Materials and methods

Animal experiments

Female C57BL/6 mice (6-week-old) were used for all experiments. Mice were housed under controlled conditions with 12 h light/dark cycle and had free access to food and water at all time. All animal procedures were approved by the Institutional Animal Care and Use Committee of the Chinese PLA General Hospital and conducted in accordance with relevant guides of the Chinese Ministry of Public Health on the care and use of laboratory animals and in compliance with the ARRIVE (Animal Research: Reporting In Vivo Experiments) guidelines.

Microglia depletion

To deplete microglia in vivo, mice were given the CSF1R inhibitor PLX3397 (pexidartinib; Selleckchem, Houston, TX, USA) formulated into AIN-76A standard diet at 290 mg/kg for 7 days5. AIN-76A standard diet was used as respective controls.

Spinal cord injury

A full crush injury was performed similar to that previously described by Liu et al.13. Mice were anesthetized by intraperitoneal injections of sodium pentobarbital at 80 mg/kg. A midline incision was made over the thoracic vertebrae. Then, a laminectomy was conducted at the level of T10 segment until the spinal cord was exposed completely from side to side. The exposed spinal cord was then crushed for 2 s with modified forceps. The forceps were filed to a width of 0.1 mm for the last 4–5 mm of the tips. The spinal dura was intact after crushing. The muscle and skin were sutured. Post-operatively, mice were placed on a warming blanket until fully awake. Bladders were emptied manually twice daily to prevent urinary tract infections until mice were able to urinate independently.

Automated capillary western blot (WES)

# Exercise requirements
Please turn the paragraph beginning "Female C57BL/6 mice" in the methods text into a short list that keeps its main facts. The listing is not needed for the task.

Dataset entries
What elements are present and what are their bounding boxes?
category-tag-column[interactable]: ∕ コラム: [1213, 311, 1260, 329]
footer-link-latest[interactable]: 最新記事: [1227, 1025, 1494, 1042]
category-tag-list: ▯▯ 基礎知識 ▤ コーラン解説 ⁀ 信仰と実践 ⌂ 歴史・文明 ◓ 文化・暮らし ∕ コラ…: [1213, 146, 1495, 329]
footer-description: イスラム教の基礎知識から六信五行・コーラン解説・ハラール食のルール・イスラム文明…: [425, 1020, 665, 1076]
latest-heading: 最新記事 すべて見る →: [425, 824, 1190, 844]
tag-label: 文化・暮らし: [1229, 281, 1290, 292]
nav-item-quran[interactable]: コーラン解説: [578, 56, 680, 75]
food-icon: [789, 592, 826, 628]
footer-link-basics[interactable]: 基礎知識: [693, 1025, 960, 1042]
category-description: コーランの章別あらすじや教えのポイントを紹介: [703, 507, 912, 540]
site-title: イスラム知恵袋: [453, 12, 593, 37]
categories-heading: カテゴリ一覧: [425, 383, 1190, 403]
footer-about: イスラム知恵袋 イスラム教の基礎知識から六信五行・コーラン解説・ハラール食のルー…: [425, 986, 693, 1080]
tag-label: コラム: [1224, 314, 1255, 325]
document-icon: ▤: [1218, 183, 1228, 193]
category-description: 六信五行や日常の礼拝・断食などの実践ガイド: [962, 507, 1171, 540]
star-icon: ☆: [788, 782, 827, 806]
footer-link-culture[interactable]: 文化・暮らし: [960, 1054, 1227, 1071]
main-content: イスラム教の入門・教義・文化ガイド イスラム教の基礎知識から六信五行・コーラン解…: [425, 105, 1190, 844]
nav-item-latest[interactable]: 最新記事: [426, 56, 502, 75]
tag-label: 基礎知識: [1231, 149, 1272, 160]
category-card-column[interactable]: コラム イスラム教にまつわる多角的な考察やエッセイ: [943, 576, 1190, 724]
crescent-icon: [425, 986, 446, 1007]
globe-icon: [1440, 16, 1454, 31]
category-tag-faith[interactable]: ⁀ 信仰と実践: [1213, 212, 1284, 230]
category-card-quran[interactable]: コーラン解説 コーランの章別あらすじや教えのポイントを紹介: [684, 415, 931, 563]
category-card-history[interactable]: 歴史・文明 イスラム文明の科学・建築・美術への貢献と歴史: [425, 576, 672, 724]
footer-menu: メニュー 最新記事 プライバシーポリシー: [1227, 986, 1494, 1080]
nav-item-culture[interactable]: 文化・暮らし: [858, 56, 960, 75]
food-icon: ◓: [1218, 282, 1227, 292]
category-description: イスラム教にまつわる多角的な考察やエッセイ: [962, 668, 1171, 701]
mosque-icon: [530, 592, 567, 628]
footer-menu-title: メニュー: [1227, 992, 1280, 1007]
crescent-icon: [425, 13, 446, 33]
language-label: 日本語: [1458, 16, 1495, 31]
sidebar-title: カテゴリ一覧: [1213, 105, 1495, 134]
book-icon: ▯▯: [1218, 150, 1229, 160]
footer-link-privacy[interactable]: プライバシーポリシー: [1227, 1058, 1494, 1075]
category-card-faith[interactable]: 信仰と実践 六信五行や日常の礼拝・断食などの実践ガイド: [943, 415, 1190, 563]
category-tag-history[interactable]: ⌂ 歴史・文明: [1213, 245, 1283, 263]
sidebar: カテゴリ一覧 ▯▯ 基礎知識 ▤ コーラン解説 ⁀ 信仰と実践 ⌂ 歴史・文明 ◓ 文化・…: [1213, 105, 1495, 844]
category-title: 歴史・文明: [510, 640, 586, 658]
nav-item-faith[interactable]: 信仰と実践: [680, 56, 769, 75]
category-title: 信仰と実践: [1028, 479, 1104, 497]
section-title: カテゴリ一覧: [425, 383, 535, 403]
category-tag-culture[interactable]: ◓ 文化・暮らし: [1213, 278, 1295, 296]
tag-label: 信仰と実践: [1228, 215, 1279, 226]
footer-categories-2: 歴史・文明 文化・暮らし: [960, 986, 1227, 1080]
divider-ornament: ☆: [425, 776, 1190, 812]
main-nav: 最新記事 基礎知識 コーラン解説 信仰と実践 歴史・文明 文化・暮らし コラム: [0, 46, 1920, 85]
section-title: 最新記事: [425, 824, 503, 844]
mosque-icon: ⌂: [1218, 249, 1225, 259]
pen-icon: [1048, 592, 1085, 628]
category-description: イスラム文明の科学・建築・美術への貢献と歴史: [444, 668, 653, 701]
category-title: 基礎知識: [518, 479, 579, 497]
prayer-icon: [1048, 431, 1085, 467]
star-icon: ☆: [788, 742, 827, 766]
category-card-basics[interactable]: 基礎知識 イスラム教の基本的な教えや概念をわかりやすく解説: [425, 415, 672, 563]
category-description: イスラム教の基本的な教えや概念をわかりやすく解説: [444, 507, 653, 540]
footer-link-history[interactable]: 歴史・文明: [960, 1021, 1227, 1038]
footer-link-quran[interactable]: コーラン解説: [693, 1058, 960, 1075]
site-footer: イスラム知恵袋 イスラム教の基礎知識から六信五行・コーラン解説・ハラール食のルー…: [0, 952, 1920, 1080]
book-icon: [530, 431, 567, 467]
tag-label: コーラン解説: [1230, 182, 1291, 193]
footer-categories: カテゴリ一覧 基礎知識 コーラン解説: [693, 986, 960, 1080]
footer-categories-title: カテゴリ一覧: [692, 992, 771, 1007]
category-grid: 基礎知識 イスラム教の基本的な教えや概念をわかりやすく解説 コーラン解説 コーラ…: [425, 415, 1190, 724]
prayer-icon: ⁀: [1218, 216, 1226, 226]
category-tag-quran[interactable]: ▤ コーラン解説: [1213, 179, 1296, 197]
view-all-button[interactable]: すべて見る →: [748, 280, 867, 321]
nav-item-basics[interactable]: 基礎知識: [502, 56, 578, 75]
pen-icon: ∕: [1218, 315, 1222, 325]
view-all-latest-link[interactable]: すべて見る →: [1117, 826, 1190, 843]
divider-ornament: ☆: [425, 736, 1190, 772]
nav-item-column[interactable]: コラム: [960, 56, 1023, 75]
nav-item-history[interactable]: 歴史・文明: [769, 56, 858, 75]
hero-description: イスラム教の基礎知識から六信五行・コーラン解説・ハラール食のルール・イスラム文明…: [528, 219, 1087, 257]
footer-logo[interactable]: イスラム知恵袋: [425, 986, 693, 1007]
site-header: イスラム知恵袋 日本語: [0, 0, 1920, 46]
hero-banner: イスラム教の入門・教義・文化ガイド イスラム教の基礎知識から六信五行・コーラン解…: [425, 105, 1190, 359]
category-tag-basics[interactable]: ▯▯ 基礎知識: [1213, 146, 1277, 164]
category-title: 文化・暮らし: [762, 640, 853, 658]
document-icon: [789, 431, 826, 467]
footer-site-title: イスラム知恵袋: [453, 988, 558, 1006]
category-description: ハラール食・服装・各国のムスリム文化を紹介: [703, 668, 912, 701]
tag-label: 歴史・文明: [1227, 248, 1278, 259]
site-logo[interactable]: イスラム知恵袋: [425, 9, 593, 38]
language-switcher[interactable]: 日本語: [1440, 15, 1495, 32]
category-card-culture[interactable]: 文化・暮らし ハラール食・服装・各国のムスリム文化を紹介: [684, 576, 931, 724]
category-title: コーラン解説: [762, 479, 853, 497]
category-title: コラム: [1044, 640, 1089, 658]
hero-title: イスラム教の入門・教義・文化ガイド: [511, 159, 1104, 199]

# Problem solution
- Animals: female C57BL/6 mice, 6 weeks old, used for all experiments
- Housing: controlled conditions, 12 h light/dark cycle, free access to food and water at all times
- Approval: Institutional Animal Care and Use Committee of the Chinese PLA General Hospital
- Standards followed: relevant guides of the Chinese Ministry of Public Health on the care and use of laboratory animals, and the ARRIVE (Animal Research: Reporting In Vivo Experiments) guidelines